AIM:
Each record is to be printed again precisely as it reads.

RECORDS SHOWN:
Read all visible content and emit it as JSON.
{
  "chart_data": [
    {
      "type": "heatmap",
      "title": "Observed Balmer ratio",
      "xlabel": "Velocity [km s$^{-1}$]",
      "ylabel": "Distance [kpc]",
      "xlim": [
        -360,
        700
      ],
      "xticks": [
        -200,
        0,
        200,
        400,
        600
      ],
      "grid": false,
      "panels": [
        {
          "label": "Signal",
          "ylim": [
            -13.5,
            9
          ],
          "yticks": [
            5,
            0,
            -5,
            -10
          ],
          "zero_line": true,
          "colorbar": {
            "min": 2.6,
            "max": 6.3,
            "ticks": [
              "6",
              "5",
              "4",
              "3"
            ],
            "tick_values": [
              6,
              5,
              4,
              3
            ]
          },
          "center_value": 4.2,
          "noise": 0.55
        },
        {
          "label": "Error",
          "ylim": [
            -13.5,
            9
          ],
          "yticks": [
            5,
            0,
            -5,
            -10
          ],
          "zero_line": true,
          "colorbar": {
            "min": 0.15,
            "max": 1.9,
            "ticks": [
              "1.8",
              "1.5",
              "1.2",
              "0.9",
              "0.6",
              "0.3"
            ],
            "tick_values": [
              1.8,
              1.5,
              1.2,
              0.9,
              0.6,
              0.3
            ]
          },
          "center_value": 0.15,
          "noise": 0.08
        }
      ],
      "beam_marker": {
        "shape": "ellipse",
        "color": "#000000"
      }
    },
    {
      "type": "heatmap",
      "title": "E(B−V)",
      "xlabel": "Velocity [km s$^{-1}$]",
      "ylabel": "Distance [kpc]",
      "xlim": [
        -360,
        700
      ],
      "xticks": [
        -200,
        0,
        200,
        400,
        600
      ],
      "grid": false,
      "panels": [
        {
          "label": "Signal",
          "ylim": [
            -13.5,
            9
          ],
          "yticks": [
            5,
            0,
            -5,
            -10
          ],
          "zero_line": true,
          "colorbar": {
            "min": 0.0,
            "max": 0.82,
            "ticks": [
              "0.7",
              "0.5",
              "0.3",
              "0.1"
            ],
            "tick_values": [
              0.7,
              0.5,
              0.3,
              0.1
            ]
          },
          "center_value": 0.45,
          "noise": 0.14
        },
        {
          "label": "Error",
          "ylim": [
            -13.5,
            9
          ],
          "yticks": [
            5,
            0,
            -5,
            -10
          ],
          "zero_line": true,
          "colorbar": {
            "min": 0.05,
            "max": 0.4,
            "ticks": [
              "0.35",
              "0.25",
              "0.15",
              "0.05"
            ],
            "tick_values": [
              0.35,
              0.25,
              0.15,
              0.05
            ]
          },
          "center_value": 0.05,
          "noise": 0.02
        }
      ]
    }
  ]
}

THE OUTPUT:
Read all visible content and emit it as JSON.
{
  "chart_data": [
    {
      "type": "heatmap",
      "title": "Observed Balmer ratio",
      "xlabel": "Velocity [km s$^{-1}$]",
      "ylabel": "Distance [kpc]",
      "xlim": [
        -360,
        700
      ],
      "xticks": [
        -200,
        0,
        200,
        400,
        600
      ],
      "grid": false,
      "panels": [
        {
          "label": "Signal",
          "ylim": [
            -13.5,
            9
          ],
          "yticks": [
            5,
            0,
            -5,
            -10
          ],
          "zero_line": true,
          "colorbar": {
            "min": 2.6,
            "max": 6.3,
            "ticks": [
              "6",
              "5",
              "4",
              "3"
            ],
            "tick_values": [
              6,
              5,
              4,
              3
            ]
          },
          "center_value": 4.2,
          "noise": 0.55
        },
        {
          "label": "Error",
          "ylim": [
            -13.5,
            9
          ],
          "yticks": [
            5,
            0,
            -5,
            -10
          ],
          "zero_line": true,
          "colorbar": {
            "min": 0.15,
            "max": 1.9,
            "ticks": [
              "1.8",
              "1.5",
              "1.2",
              "0.9",
              "0.6",
              "0.3"
            ],
            "tick_values": [
              1.8,
              1.5,
              1.2,
              0.9,
              0.6,
              0.3
            ]
          },
          "center_value": 0.15,
          "noise": 0.08
        }
      ],
      "beam_marker": {
        "shape": "ellipse",
        "color": "#000000"
      }
    },
    {
      "type": "heatmap",
      "title": "E(B−V)",
      "xlabel": "Velocity [km s$^{-1}$]",
      "ylabel": "Distance [kpc]",
      "xlim": [
        -360,
        700
      ],
      "xticks": [
        -200,
        0,
        200,
        400,
        600
      ],
      "grid": false,
      "panels": [
        {
          "label": "Signal",
          "ylim": [
            -13.5,
            9
          ],
          "yticks": [
            5,
            0,
            -5,
            -10
          ],
          "zero_line": true,
          "colorbar": {
            "min": 0.0,
            "max": 0.82,
            "ticks": [
              "0.7",
              "0.5",
              "0.3",
              "0.1"
            ],
            "tick_values": [
              0.7,
              0.5,
              0.3,
              0.1
            ]
          },
          "center_value": 0.45,
          "noise": 0.14
        },
        {
          "label": "Error",
          "ylim": [
            -13.5,
            9
          ],
          "yticks": [
            5,
            0,
            -5,
            -10
          ],
          "zero_line": true,
          "colorbar": {
            "min": 0.05,
            "max": 0.4,
            "ticks": [
              "0.35",
              "0.25",
              "0.15",
              "0.05"
            ],
            "tick_values": [
              0.35,
              0.25,
              0.15,
              0.05
            ]
          },
          "center_value": 0.05,
          "noise": 0.02
        }
      ]
    }
  ]
}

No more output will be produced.